Dataset rows
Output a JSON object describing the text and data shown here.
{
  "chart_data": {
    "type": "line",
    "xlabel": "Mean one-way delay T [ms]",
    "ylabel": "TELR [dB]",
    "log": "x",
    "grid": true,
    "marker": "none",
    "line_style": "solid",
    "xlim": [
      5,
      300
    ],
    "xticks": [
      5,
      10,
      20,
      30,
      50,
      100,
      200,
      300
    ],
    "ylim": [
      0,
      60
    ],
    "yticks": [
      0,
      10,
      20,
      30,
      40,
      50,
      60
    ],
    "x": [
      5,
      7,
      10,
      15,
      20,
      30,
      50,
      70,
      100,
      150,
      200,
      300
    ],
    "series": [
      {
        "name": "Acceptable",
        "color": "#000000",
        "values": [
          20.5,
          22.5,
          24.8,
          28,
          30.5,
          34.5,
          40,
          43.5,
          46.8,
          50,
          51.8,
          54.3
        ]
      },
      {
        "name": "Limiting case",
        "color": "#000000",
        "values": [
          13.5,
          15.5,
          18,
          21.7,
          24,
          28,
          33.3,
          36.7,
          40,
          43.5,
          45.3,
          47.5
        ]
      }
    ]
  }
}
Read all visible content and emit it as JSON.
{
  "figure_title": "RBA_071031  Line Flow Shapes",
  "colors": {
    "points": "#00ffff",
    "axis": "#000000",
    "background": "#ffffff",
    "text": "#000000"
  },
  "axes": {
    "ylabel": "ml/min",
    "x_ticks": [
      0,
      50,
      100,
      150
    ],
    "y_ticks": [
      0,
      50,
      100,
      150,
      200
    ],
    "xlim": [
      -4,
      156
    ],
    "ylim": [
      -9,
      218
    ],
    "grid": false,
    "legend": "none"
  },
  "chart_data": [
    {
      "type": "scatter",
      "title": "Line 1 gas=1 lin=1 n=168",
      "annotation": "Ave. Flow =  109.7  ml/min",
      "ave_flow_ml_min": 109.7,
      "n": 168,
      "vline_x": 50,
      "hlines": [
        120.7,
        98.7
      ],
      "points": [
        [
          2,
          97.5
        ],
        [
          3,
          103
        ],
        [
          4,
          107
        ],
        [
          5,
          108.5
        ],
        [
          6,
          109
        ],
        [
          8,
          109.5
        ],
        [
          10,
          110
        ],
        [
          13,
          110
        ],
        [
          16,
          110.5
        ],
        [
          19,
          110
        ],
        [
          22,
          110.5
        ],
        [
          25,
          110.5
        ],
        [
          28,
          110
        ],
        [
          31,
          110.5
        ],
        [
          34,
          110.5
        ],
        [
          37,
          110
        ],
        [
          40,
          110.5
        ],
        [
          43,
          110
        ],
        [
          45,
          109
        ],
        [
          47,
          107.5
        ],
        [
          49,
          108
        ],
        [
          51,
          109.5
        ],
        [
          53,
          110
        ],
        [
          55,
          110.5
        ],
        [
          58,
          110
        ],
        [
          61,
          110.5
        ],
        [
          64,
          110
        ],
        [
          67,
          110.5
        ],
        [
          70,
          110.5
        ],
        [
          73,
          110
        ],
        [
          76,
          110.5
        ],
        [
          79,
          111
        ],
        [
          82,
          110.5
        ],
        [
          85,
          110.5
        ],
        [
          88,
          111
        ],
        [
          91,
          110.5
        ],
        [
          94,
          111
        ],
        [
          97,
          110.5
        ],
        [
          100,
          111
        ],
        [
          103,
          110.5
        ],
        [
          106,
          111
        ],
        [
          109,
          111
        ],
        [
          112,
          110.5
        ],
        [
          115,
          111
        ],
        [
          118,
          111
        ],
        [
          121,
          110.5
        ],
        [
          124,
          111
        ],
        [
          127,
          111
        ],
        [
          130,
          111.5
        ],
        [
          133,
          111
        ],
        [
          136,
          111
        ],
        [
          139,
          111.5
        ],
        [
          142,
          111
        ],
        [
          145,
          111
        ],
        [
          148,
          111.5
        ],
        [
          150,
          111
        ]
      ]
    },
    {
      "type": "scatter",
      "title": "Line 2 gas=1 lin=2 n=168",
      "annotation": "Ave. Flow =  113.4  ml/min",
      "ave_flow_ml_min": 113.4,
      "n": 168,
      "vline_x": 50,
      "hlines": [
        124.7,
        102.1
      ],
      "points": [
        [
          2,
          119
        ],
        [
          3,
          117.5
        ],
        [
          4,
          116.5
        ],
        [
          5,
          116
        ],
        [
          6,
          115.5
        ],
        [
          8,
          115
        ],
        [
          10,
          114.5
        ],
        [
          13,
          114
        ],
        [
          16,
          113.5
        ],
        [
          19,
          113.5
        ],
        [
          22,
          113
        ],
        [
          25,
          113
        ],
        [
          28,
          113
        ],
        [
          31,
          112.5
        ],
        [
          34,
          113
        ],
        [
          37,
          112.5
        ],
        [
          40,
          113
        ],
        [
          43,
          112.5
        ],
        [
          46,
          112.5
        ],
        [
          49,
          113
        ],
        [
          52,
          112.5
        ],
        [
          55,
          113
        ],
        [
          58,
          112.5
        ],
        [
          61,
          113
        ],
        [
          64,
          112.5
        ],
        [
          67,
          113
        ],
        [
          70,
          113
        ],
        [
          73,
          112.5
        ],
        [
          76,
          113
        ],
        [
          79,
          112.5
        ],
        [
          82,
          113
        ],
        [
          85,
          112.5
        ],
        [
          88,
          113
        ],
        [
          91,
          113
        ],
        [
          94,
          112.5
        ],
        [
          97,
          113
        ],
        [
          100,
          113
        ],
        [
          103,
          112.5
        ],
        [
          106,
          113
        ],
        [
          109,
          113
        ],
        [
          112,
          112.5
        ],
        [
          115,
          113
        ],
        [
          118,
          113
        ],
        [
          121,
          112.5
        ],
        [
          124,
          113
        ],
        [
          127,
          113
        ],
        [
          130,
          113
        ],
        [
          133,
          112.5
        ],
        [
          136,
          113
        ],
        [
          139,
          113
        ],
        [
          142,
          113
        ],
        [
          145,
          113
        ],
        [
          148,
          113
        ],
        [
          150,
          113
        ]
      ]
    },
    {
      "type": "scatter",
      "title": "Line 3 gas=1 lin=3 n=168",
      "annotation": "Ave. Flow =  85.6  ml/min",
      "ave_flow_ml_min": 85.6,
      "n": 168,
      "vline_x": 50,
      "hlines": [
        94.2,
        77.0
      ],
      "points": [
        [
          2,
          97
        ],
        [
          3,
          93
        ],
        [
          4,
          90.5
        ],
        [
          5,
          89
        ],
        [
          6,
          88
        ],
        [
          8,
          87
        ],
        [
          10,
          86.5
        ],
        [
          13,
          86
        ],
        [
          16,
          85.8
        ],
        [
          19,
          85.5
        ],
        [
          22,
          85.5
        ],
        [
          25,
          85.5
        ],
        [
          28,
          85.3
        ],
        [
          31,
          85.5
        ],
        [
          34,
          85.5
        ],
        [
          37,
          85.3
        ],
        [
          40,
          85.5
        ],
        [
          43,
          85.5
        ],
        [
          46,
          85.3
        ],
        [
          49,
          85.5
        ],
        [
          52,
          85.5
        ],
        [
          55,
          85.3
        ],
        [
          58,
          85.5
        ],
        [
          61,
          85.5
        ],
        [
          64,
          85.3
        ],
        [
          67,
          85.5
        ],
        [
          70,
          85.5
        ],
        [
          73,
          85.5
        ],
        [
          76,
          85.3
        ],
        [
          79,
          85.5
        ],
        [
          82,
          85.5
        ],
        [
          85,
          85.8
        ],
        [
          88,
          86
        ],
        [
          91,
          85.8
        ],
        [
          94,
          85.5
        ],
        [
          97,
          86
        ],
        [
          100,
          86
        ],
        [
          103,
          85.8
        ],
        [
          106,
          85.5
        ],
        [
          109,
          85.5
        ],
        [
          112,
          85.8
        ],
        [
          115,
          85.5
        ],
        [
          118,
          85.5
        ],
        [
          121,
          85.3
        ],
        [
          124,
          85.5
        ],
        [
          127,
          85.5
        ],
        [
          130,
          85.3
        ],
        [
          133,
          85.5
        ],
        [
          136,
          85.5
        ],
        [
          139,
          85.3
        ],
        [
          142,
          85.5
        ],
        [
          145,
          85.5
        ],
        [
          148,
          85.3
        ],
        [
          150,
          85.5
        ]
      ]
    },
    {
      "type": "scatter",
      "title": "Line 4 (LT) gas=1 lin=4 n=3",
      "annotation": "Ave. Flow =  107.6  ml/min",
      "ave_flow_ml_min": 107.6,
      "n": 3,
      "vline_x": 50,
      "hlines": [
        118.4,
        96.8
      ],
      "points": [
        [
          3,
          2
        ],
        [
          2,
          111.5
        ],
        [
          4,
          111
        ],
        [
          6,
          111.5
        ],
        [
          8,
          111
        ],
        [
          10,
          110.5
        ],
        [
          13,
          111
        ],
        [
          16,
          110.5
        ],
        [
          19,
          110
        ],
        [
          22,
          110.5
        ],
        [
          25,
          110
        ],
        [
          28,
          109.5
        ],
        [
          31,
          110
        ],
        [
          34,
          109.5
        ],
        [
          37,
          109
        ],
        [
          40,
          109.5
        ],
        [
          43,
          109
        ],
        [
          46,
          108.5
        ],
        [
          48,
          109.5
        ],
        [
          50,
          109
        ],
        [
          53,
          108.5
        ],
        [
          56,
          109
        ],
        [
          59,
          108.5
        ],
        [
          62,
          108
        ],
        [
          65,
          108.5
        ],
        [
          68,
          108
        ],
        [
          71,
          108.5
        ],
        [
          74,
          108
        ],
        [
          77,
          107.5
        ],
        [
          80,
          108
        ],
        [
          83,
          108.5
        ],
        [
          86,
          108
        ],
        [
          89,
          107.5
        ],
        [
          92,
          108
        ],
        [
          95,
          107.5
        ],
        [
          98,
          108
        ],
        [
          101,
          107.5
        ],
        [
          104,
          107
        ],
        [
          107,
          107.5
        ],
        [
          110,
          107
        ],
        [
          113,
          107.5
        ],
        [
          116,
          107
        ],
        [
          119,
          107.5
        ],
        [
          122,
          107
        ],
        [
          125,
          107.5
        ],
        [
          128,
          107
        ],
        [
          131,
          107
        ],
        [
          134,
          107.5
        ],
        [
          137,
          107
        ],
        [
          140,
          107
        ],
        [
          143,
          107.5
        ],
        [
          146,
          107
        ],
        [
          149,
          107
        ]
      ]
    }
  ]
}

Request
Which lines in the listing above hold the word "annotation"? Show each of them.

Task solution
      "annotation": "Ave. Flow =  109.7  ml/min",
      "annotation": "Ave. Flow =  113.4  ml/min",
      "annotation": "Ave. Flow =  85.6  ml/min",
      "annotation": "Ave. Flow =  107.6  ml/min",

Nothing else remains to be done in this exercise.